### Stated goal
All lines in the data bearing the string "ylabel" should be identified and copied.

### Records supplied
********************

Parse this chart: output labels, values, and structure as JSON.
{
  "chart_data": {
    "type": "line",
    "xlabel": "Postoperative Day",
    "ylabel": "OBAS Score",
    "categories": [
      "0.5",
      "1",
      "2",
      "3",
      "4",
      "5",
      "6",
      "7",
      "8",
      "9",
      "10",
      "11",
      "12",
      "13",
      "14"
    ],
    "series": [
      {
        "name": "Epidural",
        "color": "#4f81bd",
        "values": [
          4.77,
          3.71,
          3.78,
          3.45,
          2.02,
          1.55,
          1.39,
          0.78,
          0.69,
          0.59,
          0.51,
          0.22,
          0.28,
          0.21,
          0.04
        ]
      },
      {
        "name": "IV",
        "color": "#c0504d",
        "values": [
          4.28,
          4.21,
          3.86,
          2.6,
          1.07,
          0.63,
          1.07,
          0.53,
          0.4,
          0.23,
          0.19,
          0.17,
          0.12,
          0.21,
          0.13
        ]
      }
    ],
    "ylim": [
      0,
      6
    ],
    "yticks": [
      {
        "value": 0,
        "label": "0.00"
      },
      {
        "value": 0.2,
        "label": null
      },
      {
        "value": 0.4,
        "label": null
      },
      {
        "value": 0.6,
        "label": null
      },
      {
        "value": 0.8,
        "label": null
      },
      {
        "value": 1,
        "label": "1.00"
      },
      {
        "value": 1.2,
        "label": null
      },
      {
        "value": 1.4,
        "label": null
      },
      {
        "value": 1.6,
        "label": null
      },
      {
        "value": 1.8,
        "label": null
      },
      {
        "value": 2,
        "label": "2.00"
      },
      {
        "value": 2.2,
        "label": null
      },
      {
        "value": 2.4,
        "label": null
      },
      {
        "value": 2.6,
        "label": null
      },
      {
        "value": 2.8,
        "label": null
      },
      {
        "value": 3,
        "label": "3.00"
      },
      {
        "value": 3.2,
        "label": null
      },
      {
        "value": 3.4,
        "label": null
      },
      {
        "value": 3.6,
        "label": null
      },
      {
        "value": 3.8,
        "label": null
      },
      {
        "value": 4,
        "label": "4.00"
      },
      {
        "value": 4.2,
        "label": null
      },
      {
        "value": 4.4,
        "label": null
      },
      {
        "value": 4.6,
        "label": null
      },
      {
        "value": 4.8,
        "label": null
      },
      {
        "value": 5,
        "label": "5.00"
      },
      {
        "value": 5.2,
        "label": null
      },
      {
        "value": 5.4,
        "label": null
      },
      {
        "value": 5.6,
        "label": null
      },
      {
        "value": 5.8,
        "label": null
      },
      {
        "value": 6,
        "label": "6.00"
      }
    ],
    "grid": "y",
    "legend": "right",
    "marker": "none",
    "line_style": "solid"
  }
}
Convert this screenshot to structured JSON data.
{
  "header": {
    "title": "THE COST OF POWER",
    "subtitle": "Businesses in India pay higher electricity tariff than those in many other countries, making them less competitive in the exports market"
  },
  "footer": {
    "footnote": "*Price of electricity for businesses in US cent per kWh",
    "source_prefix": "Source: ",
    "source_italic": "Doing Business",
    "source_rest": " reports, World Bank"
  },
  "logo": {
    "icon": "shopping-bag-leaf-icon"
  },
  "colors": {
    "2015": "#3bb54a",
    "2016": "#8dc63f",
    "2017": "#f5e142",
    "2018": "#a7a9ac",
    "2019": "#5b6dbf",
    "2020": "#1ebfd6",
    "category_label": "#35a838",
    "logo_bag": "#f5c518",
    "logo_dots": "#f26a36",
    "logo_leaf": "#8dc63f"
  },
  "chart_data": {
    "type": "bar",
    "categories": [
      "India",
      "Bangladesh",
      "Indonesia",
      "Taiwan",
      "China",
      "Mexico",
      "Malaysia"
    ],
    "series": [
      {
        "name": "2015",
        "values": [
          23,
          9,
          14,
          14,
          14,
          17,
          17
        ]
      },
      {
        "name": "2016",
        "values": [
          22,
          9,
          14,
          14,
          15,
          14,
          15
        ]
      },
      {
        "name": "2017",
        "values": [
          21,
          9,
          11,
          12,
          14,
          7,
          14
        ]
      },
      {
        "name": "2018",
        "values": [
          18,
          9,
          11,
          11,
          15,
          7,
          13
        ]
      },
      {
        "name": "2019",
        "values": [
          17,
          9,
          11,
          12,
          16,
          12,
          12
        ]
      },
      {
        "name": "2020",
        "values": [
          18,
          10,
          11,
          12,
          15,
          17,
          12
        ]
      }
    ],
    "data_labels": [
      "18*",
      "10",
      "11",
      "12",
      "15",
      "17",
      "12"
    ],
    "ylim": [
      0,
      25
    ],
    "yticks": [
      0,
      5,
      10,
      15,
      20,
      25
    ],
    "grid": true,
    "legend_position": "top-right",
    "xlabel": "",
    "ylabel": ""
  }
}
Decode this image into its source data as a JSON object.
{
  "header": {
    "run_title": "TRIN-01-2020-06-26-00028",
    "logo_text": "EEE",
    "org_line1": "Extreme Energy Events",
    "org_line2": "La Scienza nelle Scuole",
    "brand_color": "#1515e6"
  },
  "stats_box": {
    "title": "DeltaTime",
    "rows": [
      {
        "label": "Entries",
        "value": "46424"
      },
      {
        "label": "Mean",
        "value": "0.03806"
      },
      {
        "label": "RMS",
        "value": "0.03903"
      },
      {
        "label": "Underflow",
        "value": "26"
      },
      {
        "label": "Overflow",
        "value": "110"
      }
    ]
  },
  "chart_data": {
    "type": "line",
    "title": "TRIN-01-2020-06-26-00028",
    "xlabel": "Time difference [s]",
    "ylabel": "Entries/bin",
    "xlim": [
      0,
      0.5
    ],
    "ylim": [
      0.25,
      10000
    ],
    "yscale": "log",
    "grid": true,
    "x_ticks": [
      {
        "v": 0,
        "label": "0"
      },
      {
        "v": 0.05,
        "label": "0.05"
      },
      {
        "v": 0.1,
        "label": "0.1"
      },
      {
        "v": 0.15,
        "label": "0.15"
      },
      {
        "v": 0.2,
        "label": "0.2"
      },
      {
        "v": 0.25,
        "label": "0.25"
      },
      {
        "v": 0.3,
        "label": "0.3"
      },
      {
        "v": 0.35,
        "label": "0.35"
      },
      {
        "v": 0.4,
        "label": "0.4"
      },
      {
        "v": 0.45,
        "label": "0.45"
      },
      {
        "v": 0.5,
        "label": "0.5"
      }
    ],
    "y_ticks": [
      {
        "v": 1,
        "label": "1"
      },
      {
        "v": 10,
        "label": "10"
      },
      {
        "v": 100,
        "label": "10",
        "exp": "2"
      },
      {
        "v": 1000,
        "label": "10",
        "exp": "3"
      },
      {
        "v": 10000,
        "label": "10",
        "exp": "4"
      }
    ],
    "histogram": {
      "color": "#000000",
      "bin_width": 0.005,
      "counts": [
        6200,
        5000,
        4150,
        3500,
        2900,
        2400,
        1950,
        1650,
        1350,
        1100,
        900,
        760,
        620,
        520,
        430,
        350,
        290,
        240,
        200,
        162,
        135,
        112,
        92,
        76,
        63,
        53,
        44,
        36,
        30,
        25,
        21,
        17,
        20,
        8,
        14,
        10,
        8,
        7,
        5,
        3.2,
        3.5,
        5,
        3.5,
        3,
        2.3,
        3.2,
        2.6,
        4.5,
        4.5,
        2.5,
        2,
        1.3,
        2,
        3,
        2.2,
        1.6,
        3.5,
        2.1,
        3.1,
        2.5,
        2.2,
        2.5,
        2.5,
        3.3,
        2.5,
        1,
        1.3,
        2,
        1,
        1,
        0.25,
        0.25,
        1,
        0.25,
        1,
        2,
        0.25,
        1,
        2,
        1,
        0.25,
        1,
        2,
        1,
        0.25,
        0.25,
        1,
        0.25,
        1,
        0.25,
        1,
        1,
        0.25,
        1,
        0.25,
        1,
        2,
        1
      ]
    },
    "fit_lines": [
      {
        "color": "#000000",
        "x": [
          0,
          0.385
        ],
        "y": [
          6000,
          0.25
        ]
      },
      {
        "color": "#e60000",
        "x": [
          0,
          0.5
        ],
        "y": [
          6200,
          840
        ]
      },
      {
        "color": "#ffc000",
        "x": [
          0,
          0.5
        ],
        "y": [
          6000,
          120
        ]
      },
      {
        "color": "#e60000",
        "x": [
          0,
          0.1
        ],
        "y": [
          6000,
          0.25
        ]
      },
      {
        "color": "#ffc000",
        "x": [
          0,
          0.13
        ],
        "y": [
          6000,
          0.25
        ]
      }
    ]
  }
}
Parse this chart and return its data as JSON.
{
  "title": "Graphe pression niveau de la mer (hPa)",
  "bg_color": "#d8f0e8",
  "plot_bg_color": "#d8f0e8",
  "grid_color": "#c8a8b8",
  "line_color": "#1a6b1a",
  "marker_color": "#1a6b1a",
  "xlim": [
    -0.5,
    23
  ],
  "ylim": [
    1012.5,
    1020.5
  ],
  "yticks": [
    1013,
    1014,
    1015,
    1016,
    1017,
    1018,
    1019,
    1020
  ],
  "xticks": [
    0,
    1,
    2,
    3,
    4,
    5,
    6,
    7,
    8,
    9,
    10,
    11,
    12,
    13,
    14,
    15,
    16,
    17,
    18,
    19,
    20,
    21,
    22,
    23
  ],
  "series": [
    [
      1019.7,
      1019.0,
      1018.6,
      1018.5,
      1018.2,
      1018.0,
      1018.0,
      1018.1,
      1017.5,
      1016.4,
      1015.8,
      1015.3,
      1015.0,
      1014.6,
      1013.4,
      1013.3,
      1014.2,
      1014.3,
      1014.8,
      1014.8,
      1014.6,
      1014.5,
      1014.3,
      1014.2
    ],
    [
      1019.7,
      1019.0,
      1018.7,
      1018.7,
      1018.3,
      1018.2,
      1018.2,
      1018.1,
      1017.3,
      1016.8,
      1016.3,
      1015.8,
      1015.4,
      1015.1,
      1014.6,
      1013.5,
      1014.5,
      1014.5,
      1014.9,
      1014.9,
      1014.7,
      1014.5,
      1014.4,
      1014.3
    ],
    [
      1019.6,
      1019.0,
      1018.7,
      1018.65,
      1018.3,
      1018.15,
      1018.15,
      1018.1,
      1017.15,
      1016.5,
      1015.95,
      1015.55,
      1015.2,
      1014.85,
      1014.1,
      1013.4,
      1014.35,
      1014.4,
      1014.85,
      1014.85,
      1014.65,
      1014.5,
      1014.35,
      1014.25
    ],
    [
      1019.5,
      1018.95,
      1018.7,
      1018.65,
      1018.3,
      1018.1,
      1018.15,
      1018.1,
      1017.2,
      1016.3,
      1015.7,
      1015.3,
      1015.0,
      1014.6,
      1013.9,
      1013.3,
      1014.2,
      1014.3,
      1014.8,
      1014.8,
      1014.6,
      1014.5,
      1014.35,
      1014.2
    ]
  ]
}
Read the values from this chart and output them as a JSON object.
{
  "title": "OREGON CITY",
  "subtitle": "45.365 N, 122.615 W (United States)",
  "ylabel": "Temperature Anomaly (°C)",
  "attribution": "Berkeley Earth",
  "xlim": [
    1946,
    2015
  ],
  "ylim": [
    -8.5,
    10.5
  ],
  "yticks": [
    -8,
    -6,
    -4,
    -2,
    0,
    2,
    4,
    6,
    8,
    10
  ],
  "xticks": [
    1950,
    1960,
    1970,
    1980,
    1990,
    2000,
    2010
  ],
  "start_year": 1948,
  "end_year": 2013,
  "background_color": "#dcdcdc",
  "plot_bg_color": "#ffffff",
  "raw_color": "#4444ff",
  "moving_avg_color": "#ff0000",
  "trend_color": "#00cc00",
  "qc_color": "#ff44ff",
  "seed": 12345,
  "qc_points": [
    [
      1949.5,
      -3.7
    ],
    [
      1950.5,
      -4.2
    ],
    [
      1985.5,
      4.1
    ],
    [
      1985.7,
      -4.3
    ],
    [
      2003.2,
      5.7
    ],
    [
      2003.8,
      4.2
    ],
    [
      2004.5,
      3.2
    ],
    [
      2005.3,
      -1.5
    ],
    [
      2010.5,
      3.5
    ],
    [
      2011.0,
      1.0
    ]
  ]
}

********************

### Problem solution
    "ylabel": "OBAS Score",
    "ylabel": ""
    "ylabel": "Entries/bin",
  "ylabel": "Temperature Anomaly (°C)",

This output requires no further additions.